# Stated task:
From the line containing "Serialize everything readable" down to the last line, set down each line exactly as it is, and nothing more. Leave the pictures out.

# Data for processing:
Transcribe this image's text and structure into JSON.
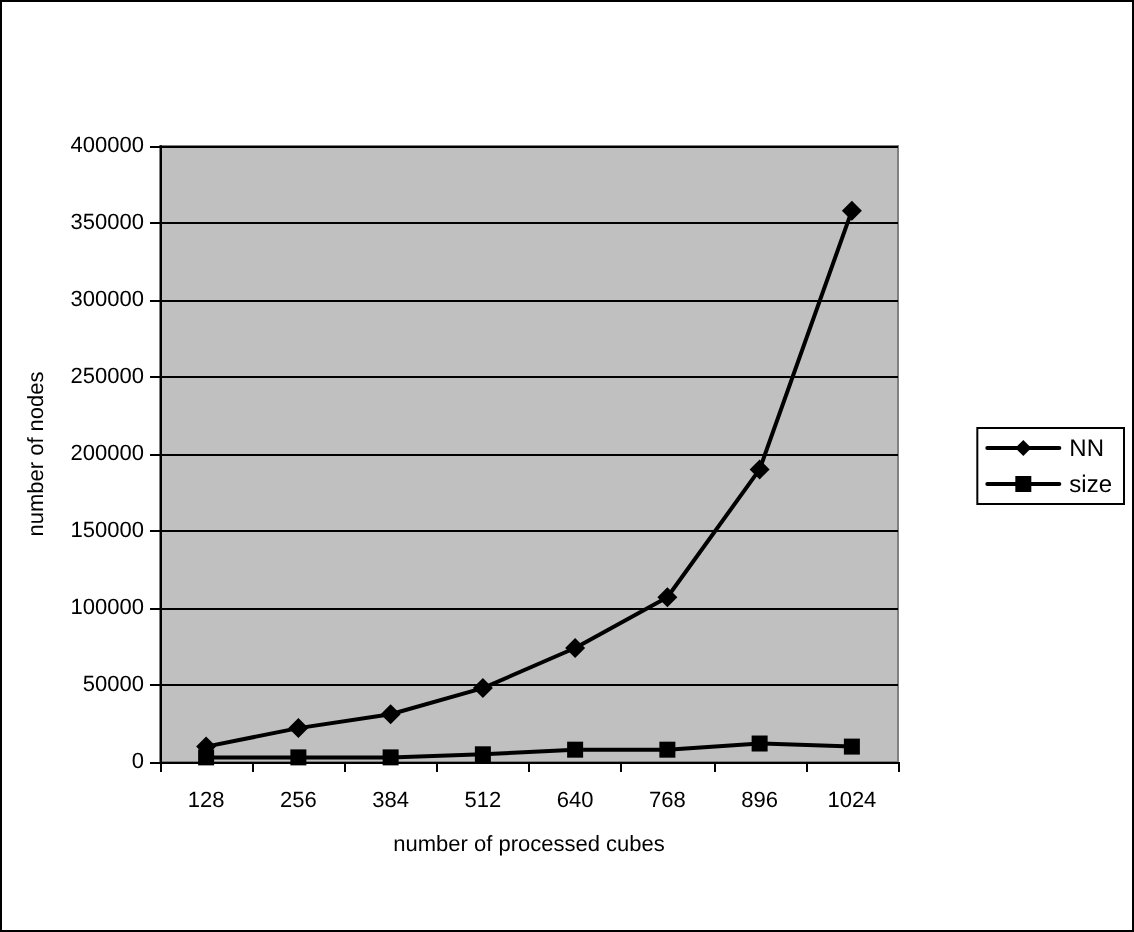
{
  "chart_data": {
    "type": "line",
    "xlabel": "number of processed cubes",
    "ylabel": "number of nodes",
    "categories": [
      "128",
      "256",
      "384",
      "512",
      "640",
      "768",
      "896",
      "1024"
    ],
    "series": [
      {
        "name": "NN",
        "color": "#000000",
        "marker": "diamond",
        "values": [
          10000,
          22000,
          31000,
          48000,
          74000,
          107000,
          190000,
          358000
        ]
      },
      {
        "name": "size",
        "color": "#000000",
        "marker": "square",
        "values": [
          3000,
          3000,
          3000,
          5000,
          8000,
          8000,
          12000,
          10000
        ]
      }
    ],
    "ylim": [
      0,
      400000
    ],
    "yticks": [
      0,
      50000,
      100000,
      150000,
      200000,
      250000,
      300000,
      350000,
      400000
    ],
    "grid": "y",
    "legend": "right",
    "line_style": "solid"
  }
}
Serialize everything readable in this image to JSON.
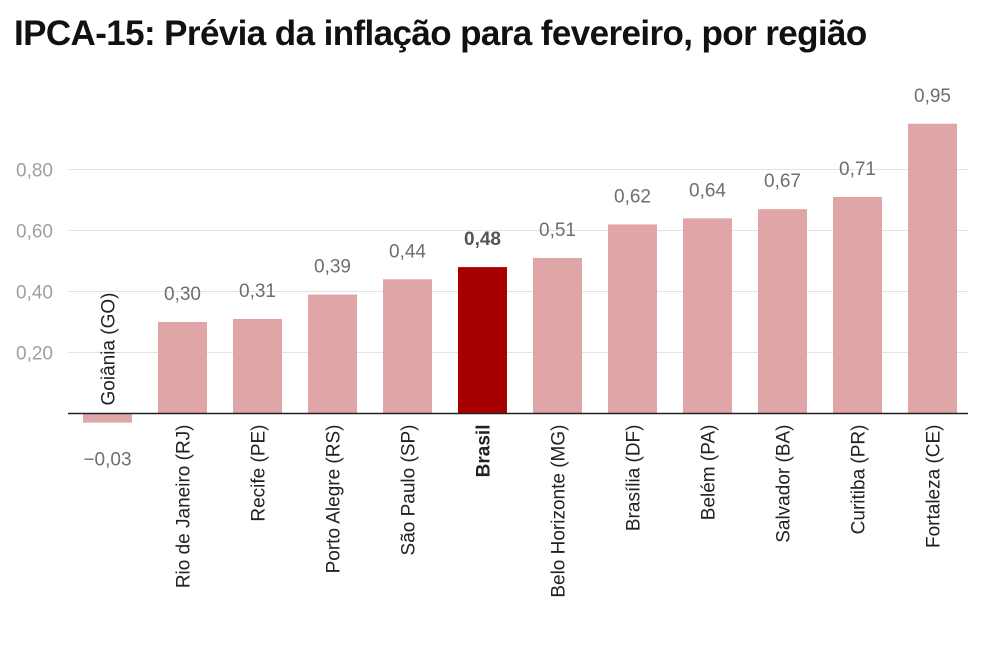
{
  "chart_data": {
    "type": "bar",
    "title": "IPCA-15: Prévia da inflação para fevereiro, por região",
    "xlabel": "",
    "ylabel": "",
    "categories": [
      "Goiânia (GO)",
      "Rio de Janeiro (RJ)",
      "Recife (PE)",
      "Porto Alegre (RS)",
      "São Paulo (SP)",
      "Brasil",
      "Belo Horizonte (MG)",
      "Brasília (DF)",
      "Belém (PA)",
      "Salvador (BA)",
      "Curitiba (PR)",
      "Fortaleza (CE)"
    ],
    "values": [
      -0.03,
      0.3,
      0.31,
      0.39,
      0.44,
      0.48,
      0.51,
      0.62,
      0.64,
      0.67,
      0.71,
      0.95
    ],
    "value_labels": [
      "−0,03",
      "0,30",
      "0,31",
      "0,39",
      "0,44",
      "0,48",
      "0,51",
      "0,62",
      "0,64",
      "0,67",
      "0,71",
      "0,95"
    ],
    "highlight_category": "Brasil",
    "yticks": [
      0.2,
      0.4,
      0.6,
      0.8
    ],
    "ytick_labels": [
      "0,20",
      "0,40",
      "0,60",
      "0,80"
    ],
    "ylim": [
      -0.06,
      1.0
    ],
    "grid": true,
    "legend": "none",
    "colors": {
      "bar": "#e0a5a6",
      "highlight": "#a80000",
      "grid": "#e3e3e3",
      "axis": "#222222"
    }
  }
}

# Solution for this task:
Serialize everything readable in this image to JSON.
{
  "chart_data": {
    "type": "bar",
    "title": "IPCA-15: Prévia da inflação para fevereiro, por região",
    "xlabel": "",
    "ylabel": "",
    "categories": [
      "Goiânia (GO)",
      "Rio de Janeiro (RJ)",
      "Recife (PE)",
      "Porto Alegre (RS)",
      "São Paulo (SP)",
      "Brasil",
      "Belo Horizonte (MG)",
      "Brasília (DF)",
      "Belém (PA)",
      "Salvador (BA)",
      "Curitiba (PR)",
      "Fortaleza (CE)"
    ],
    "values": [
      -0.03,
      0.3,
      0.31,
      0.39,
      0.44,
      0.48,
      0.51,
      0.62,
      0.64,
      0.67,
      0.71,
      0.95
    ],
    "value_labels": [
      "−0,03",
      "0,30",
      "0,31",
      "0,39",
      "0,44",
      "0,48",
      "0,51",
      "0,62",
      "0,64",
      "0,67",
      "0,71",
      "0,95"
    ],
    "highlight_category": "Brasil",
    "yticks": [
      0.2,
      0.4,
      0.6,
      0.8
    ],
    "ytick_labels": [
      "0,20",
      "0,40",
      "0,60",
      "0,80"
    ],
    "ylim": [
      -0.06,
      1.0
    ],
    "grid": true,
    "legend": "none",
    "colors": {
      "bar": "#e0a5a6",
      "highlight": "#a80000",
      "grid": "#e3e3e3",
      "axis": "#222222"
    }
  }
}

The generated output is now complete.